>> start Dataset entries
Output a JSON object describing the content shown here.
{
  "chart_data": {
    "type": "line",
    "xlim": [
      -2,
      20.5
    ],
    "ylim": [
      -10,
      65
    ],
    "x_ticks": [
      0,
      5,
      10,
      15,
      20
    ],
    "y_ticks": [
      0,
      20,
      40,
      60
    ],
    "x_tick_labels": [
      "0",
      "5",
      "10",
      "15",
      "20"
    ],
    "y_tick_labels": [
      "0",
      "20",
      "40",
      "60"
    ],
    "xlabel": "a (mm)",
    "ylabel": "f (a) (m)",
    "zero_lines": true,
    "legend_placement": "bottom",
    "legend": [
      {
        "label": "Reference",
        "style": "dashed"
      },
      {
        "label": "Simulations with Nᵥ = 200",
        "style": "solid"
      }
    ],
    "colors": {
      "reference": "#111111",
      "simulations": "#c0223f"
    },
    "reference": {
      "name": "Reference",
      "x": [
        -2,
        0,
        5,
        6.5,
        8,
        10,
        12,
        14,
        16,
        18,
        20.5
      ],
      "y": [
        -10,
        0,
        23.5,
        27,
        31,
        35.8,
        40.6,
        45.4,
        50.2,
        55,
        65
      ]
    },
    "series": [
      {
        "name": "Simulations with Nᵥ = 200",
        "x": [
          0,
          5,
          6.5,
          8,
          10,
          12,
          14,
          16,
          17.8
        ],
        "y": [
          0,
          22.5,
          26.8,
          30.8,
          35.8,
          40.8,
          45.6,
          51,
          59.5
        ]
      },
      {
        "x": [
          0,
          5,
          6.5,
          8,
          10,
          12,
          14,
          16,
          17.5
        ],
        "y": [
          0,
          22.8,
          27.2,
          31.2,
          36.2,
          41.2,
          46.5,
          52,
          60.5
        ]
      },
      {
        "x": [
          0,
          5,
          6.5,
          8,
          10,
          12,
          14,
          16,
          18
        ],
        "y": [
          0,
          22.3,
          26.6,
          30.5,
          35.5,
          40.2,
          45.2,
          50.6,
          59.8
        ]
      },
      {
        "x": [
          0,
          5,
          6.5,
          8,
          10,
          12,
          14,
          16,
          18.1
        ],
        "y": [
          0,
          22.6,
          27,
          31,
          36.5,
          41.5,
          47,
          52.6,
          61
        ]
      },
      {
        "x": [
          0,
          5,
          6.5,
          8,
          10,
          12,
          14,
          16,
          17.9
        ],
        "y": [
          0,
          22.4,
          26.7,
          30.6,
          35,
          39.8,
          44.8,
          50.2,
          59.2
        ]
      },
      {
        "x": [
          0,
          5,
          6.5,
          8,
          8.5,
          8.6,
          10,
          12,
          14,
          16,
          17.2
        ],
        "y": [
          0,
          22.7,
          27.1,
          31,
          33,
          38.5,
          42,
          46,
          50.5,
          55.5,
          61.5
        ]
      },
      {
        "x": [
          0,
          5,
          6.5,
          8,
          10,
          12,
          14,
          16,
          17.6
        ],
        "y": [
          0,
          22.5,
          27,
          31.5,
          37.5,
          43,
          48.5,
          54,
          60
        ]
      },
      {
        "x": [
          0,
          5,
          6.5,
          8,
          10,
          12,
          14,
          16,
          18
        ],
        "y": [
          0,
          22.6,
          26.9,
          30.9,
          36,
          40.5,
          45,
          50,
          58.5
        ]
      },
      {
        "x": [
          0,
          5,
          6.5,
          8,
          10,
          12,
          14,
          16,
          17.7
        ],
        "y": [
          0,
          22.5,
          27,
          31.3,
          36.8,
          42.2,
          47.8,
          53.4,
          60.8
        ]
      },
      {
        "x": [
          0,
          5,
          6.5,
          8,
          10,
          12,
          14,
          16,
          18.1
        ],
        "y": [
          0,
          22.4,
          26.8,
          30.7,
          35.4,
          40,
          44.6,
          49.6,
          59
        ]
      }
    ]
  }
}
>> end Dataset entries
>> start Dataset entries
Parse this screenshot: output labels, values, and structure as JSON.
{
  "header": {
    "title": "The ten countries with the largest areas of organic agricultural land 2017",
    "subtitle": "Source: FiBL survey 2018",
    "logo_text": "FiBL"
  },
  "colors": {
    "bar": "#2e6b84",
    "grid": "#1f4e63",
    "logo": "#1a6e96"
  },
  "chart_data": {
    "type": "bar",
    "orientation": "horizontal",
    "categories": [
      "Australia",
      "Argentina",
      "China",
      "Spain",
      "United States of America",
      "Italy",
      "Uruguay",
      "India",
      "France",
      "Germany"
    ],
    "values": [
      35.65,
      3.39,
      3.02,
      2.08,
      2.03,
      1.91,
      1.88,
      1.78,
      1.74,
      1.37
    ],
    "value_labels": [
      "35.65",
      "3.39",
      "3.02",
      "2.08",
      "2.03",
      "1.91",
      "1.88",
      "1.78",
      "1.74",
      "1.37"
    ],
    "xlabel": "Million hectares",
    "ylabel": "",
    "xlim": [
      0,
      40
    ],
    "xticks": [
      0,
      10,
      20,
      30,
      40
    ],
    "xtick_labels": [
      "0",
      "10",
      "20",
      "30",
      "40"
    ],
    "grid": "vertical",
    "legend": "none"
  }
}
>> end Dataset entries
**Given problem:** Copy every line in the listing above where the string "name" turns up.

**The completed task:**
      "name": "Reference",
        "name": "Simulations with Nᵥ = 200",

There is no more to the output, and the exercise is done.